[What to work on]
Find each line containing the string "Soil". Copy it.

[Stored records]
•••••
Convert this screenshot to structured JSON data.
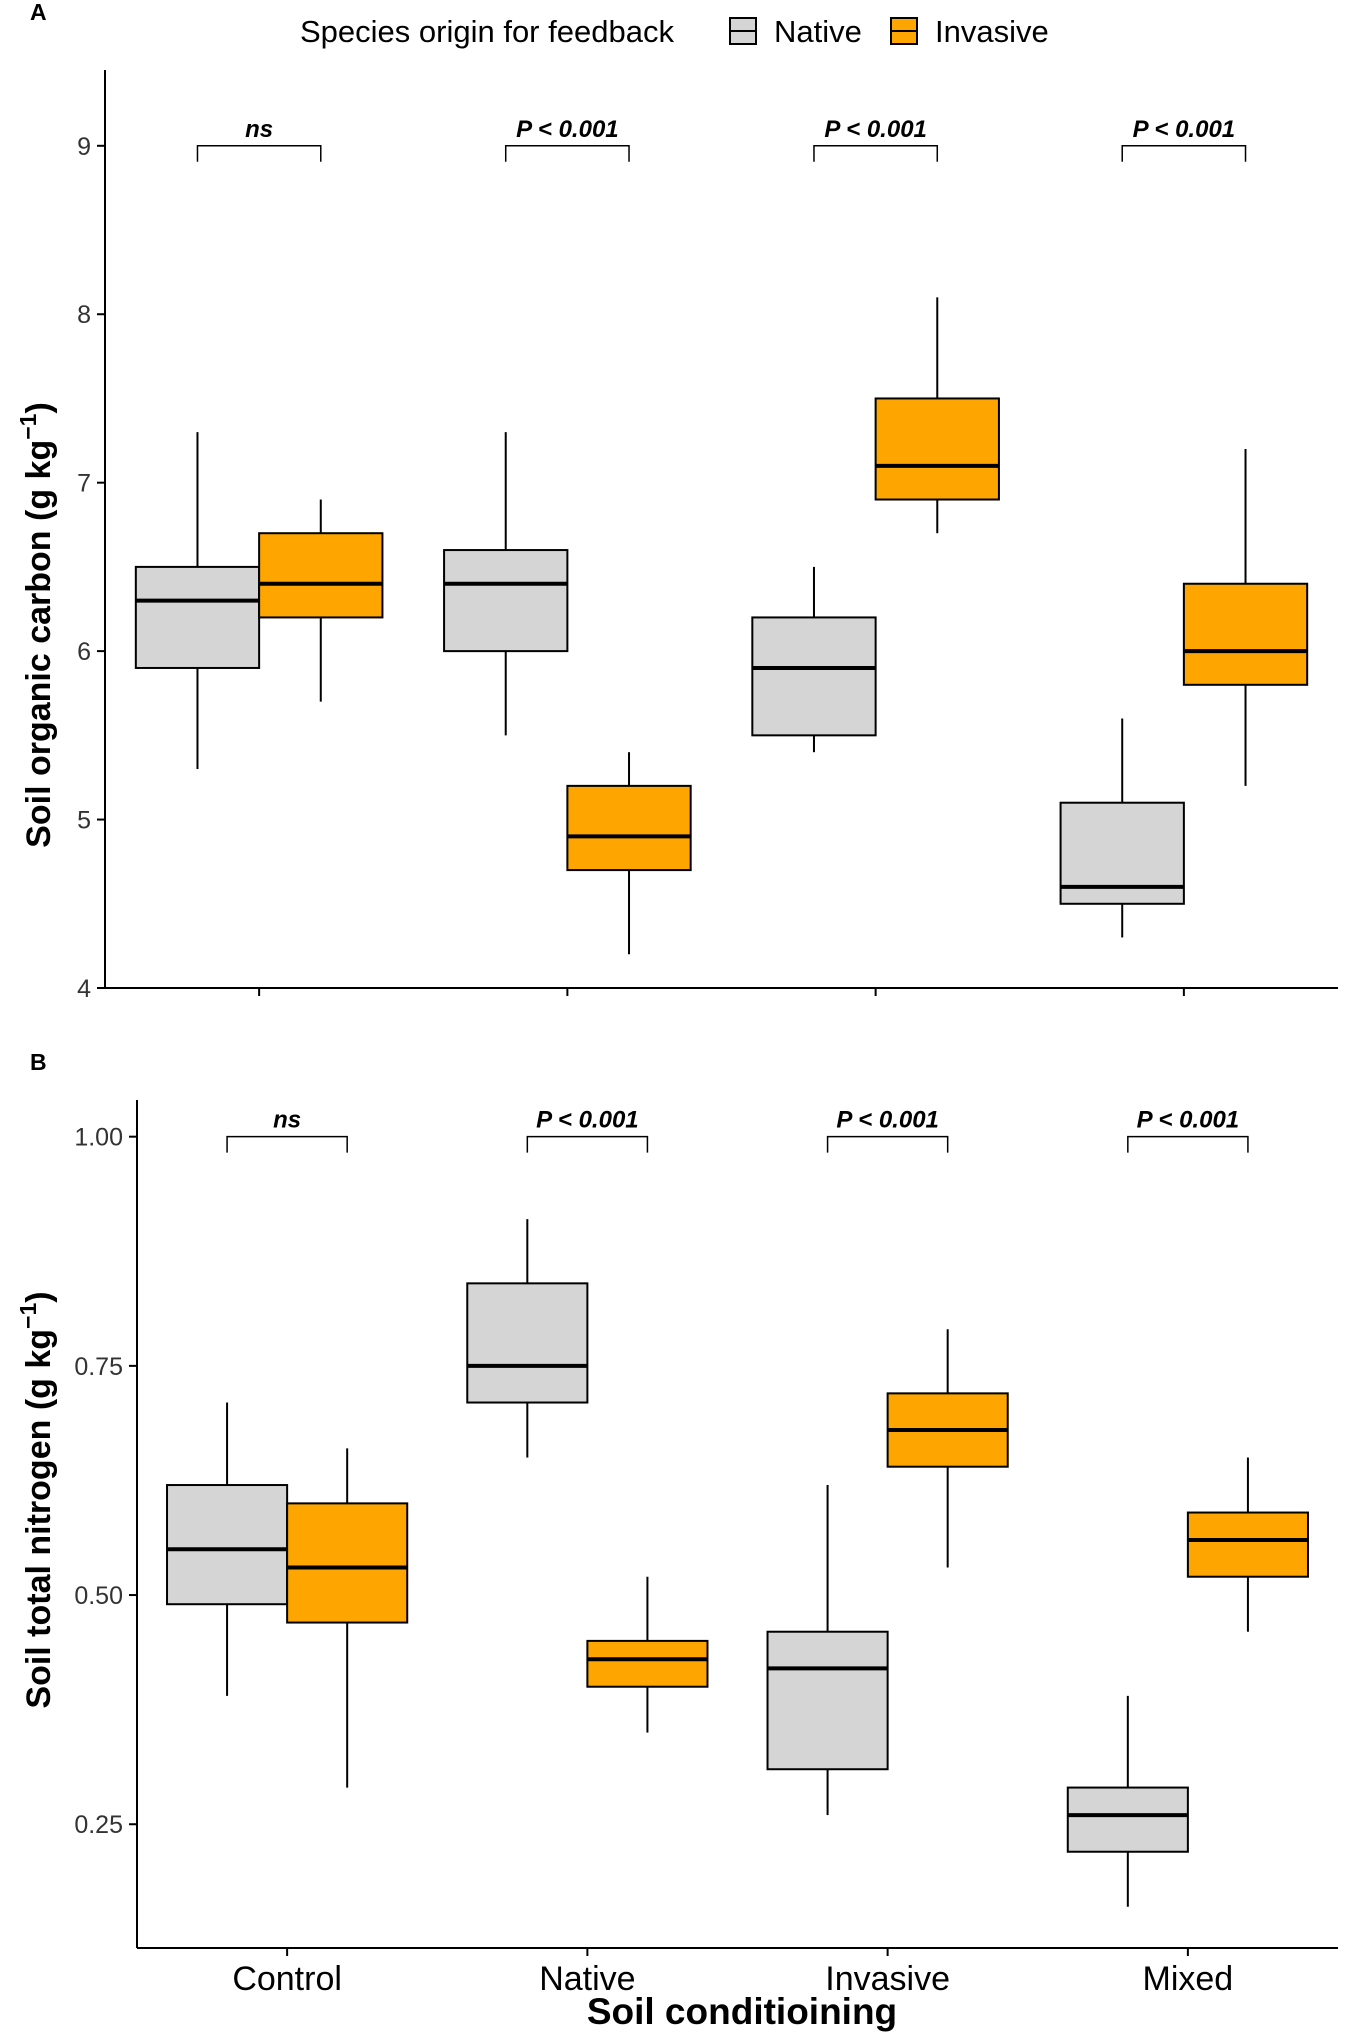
{
  "legend": {
    "title": "Species origin for feedback",
    "items": [
      {
        "label": "Native",
        "color": "#d5d5d5"
      },
      {
        "label": "Invasive",
        "color": "#ffa500"
      }
    ]
  },
  "chart_data": [
    {
      "type": "boxplot",
      "panel_label": "A",
      "ylabel_main": "Soil organic carbon (g kg",
      "ylabel_sup": "−1",
      "ylabel_end": ")",
      "ylim": [
        4,
        9.45
      ],
      "yticks": [
        4,
        5,
        6,
        7,
        8,
        9
      ],
      "ytick_labels": [
        "4",
        "5",
        "6",
        "7",
        "8",
        "9"
      ],
      "categories": [
        "Control",
        "Native",
        "Invasive",
        "Mixed"
      ],
      "bracket_y": 9.0,
      "significance": [
        "ns",
        "P < 0.001",
        "P < 0.001",
        "P < 0.001"
      ],
      "series": [
        {
          "name": "Native",
          "color": "#d5d5d5",
          "boxes": [
            {
              "whislo": 5.3,
              "q1": 5.9,
              "med": 6.3,
              "q3": 6.5,
              "whishi": 7.3
            },
            {
              "whislo": 5.5,
              "q1": 6.0,
              "med": 6.4,
              "q3": 6.6,
              "whishi": 7.3
            },
            {
              "whislo": 5.4,
              "q1": 5.5,
              "med": 5.9,
              "q3": 6.2,
              "whishi": 6.5
            },
            {
              "whislo": 4.3,
              "q1": 4.5,
              "med": 4.6,
              "q3": 5.1,
              "whishi": 5.6
            }
          ]
        },
        {
          "name": "Invasive",
          "color": "#ffa500",
          "boxes": [
            {
              "whislo": 5.7,
              "q1": 6.2,
              "med": 6.4,
              "q3": 6.7,
              "whishi": 6.9
            },
            {
              "whislo": 4.2,
              "q1": 4.7,
              "med": 4.9,
              "q3": 5.2,
              "whishi": 5.4
            },
            {
              "whislo": 6.7,
              "q1": 6.9,
              "med": 7.1,
              "q3": 7.5,
              "whishi": 8.1
            },
            {
              "whislo": 5.2,
              "q1": 5.8,
              "med": 6.0,
              "q3": 6.4,
              "whishi": 7.2
            }
          ]
        }
      ]
    },
    {
      "type": "boxplot",
      "panel_label": "B",
      "ylabel_main": "Soil total nitrogen (g kg",
      "ylabel_sup": "−1",
      "ylabel_end": ")",
      "ylim": [
        0.115,
        1.04
      ],
      "yticks": [
        0.25,
        0.5,
        0.75,
        1.0
      ],
      "ytick_labels": [
        "0.25",
        "0.50",
        "0.75",
        "1.00"
      ],
      "categories": [
        "Control",
        "Native",
        "Invasive",
        "Mixed"
      ],
      "xlabel": "Soil conditioining",
      "bracket_y": 1.0,
      "significance": [
        "ns",
        "P < 0.001",
        "P < 0.001",
        "P < 0.001"
      ],
      "series": [
        {
          "name": "Native",
          "color": "#d5d5d5",
          "boxes": [
            {
              "whislo": 0.39,
              "q1": 0.49,
              "med": 0.55,
              "q3": 0.62,
              "whishi": 0.71
            },
            {
              "whislo": 0.65,
              "q1": 0.71,
              "med": 0.75,
              "q3": 0.84,
              "whishi": 0.91
            },
            {
              "whislo": 0.26,
              "q1": 0.31,
              "med": 0.42,
              "q3": 0.46,
              "whishi": 0.62
            },
            {
              "whislo": 0.16,
              "q1": 0.22,
              "med": 0.26,
              "q3": 0.29,
              "whishi": 0.39
            }
          ]
        },
        {
          "name": "Invasive",
          "color": "#ffa500",
          "boxes": [
            {
              "whislo": 0.29,
              "q1": 0.47,
              "med": 0.53,
              "q3": 0.6,
              "whishi": 0.66
            },
            {
              "whislo": 0.35,
              "q1": 0.4,
              "med": 0.43,
              "q3": 0.45,
              "whishi": 0.52
            },
            {
              "whislo": 0.53,
              "q1": 0.64,
              "med": 0.68,
              "q3": 0.72,
              "whishi": 0.79
            },
            {
              "whislo": 0.46,
              "q1": 0.52,
              "med": 0.56,
              "q3": 0.59,
              "whishi": 0.65
            }
          ]
        }
      ]
    }
  ]
}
•••••
[Output for this task]
      "ylabel_main": "Soil organic carbon (g kg",
      "ylabel_main": "Soil total nitrogen (g kg",
      "xlabel": "Soil conditioining",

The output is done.